▶ _DATA LINES_
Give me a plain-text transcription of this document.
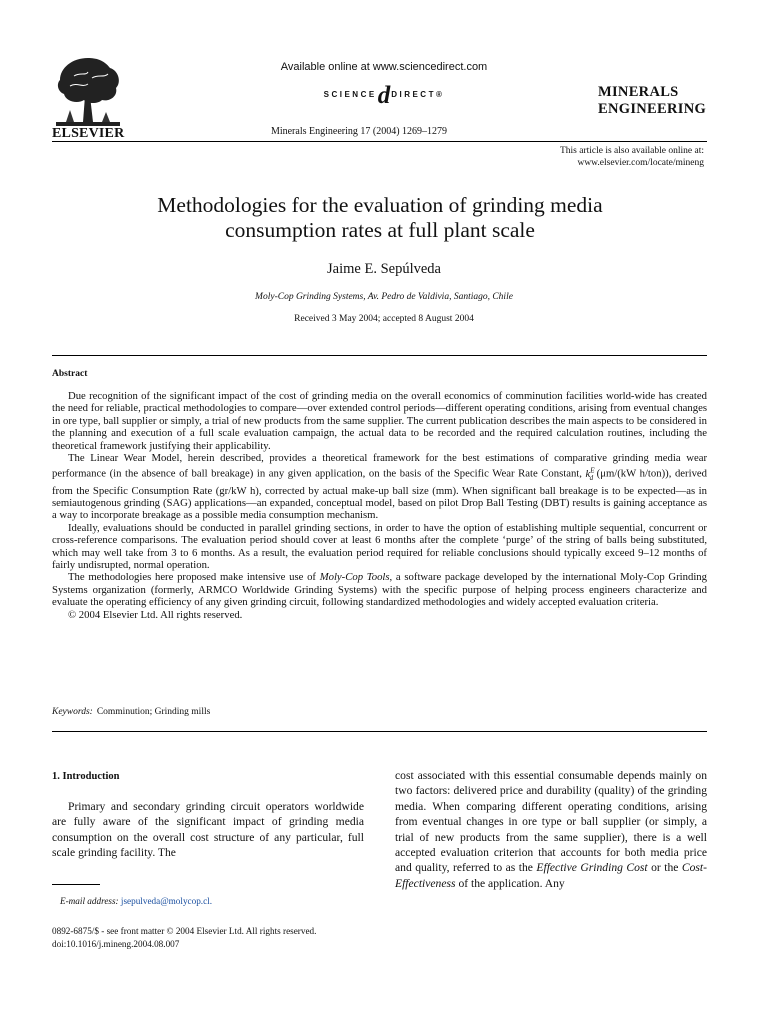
ELSEVIER
Available online at www.sciencedirect.com
SCIENCEdDIRECT®
Minerals Engineering 17 (2004) 1269–1279
MINERALS
ENGINEERING
This article is also available online at:
www.elsevier.com/locate/mineng
Methodologies for the evaluation of grinding media
consumption rates at full plant scale
Jaime E. Sepúlveda
Moly-Cop Grinding Systems, Av. Pedro de Valdivia, Santiago, Chile
Received 3 May 2004; accepted 8 August 2004
Abstract

Due recognition of the significant impact of the cost of grinding media on the overall economics of comminution facilities world-wide has created the need for reliable, practical methodologies to compare—over extended control periods—different operating conditions, arising from eventual changes in ore type, ball supplier or simply, a trial of new products from the same supplier. The current publication describes the main aspects to be considered in the planning and execution of a full scale evaluation campaign, the actual data to be recorded and the required calculation routines, including the theoretical framework justifying their applicability.

The Linear Wear Model, herein described, provides a theoretical framework for the best estimations of comparative grinding media wear performance (in the absence of ball breakage) in any given application, on the basis of the Specific Wear Rate Constant, $k^E_d$ (μm/(kW h/ton)), derived from the Specific Consumption Rate (gr/kW h), corrected by actual make-up ball size (mm). When significant ball breakage is to be expected—as in semiautogenous grinding (SAG) applications—an expanded, conceptual model, based on pilot Drop Ball Testing (DBT) results is gaining acceptance as a way to incorporate breakage as a possible media consumption mechanism.

Ideally, evaluations should be conducted in parallel grinding sections, in order to have the option of establishing multiple sequential, concurrent or cross-reference comparisons. The evaluation period should cover at least 6 months after the complete ‘purge’ of the string of balls being substituted, which may well take from 3 to 6 months. As a result, the evaluation period required for reliable conclusions should typically exceed 9–12 months of fairly undisrupted, normal operation.

The methodologies here proposed make intensive use of Moly-Cop Tools, a software package developed by the international Moly-Cop Grinding Systems organization (formerly, ARMCO Worldwide Grinding Systems) with the specific purpose of helping process engineers characterize and evaluate the operating efficiency of any given grinding circuit, following standardized methodologies and widely accepted evaluation criteria.

© 2004 Elsevier Ltd. All rights reserved.

Keywords: Comminution; Grinding mills
1. Introduction

Primary and secondary grinding circuit operators worldwide are fully aware of the significant impact of grinding media consumption on the overall cost structure of any particular, full scale grinding facility. The

cost associated with this essential consumable depends mainly on two factors: delivered price and durability (quality) of the grinding media. When comparing different operating conditions, arising from eventual changes in ore type or ball supplier (or simply, a trial of new products from the same supplier), there is a well accepted evaluation criterion that accounts for both media price and quality, referred to as the Effective Grinding Cost or the Cost-Effectiveness of the application. Any

E-mail address: jsepulveda@molycop.cl.
0892-6875/$ - see front matter © 2004 Elsevier Ltd. All rights reserved.
doi:10.1016/j.mineng.2004.08.007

▶ _WORK REQUIRED_
Your job is to transcribe the entries above exactly; skip the pictures.

▶ _TASK SOLUTION_
Give me a plain-text transcription of this document.
ELSEVIER
Available online at www.sciencedirect.com
SCIENCEdDIRECT®
Minerals Engineering 17 (2004) 1269–1279
MINERALS
ENGINEERING
This article is also available online at:
www.elsevier.com/locate/mineng
Methodologies for the evaluation of grinding media
consumption rates at full plant scale
Jaime E. Sepúlveda
Moly-Cop Grinding Systems, Av. Pedro de Valdivia, Santiago, Chile
Received 3 May 2004; accepted 8 August 2004
Abstract

Due recognition of the significant impact of the cost of grinding media on the overall economics of comminution facilities world-wide has created the need for reliable, practical methodologies to compare—over extended control periods—different operating conditions, arising from eventual changes in ore type, ball supplier or simply, a trial of new products from the same supplier. The current publication describes the main aspects to be considered in the planning and execution of a full scale evaluation campaign, the actual data to be recorded and the required calculation routines, including the theoretical framework justifying their applicability.

The Linear Wear Model, herein described, provides a theoretical framework for the best estimations of comparative grinding media wear performance (in the absence of ball breakage) in any given application, on the basis of the Specific Wear Rate Constant, $k^E_d$ (μm/(kW h/ton)), derived from the Specific Consumption Rate (gr/kW h), corrected by actual make-up ball size (mm). When significant ball breakage is to be expected—as in semiautogenous grinding (SAG) applications—an expanded, conceptual model, based on pilot Drop Ball Testing (DBT) results is gaining acceptance as a way to incorporate breakage as a possible media consumption mechanism.

Ideally, evaluations should be conducted in parallel grinding sections, in order to have the option of establishing multiple sequential, concurrent or cross-reference comparisons. The evaluation period should cover at least 6 months after the complete ‘purge’ of the string of balls being substituted, which may well take from 3 to 6 months. As a result, the evaluation period required for reliable conclusions should typically exceed 9–12 months of fairly undisrupted, normal operation.

The methodologies here proposed make intensive use of Moly-Cop Tools, a software package developed by the international Moly-Cop Grinding Systems organization (formerly, ARMCO Worldwide Grinding Systems) with the specific purpose of helping process engineers characterize and evaluate the operating efficiency of any given grinding circuit, following standardized methodologies and widely accepted evaluation criteria.

© 2004 Elsevier Ltd. All rights reserved.

Keywords: Comminution; Grinding mills
1. Introduction

Primary and secondary grinding circuit operators worldwide are fully aware of the significant impact of grinding media consumption on the overall cost structure of any particular, full scale grinding facility. The

cost associated with this essential consumable depends mainly on two factors: delivered price and durability (quality) of the grinding media. When comparing different operating conditions, arising from eventual changes in ore type or ball supplier (or simply, a trial of new products from the same supplier), there is a well accepted evaluation criterion that accounts for both media price and quality, referred to as the Effective Grinding Cost or the Cost-Effectiveness of the application. Any

E-mail address: jsepulveda@molycop.cl.
0892-6875/$ - see front matter © 2004 Elsevier Ltd. All rights reserved.
doi:10.1016/j.mineng.2004.08.007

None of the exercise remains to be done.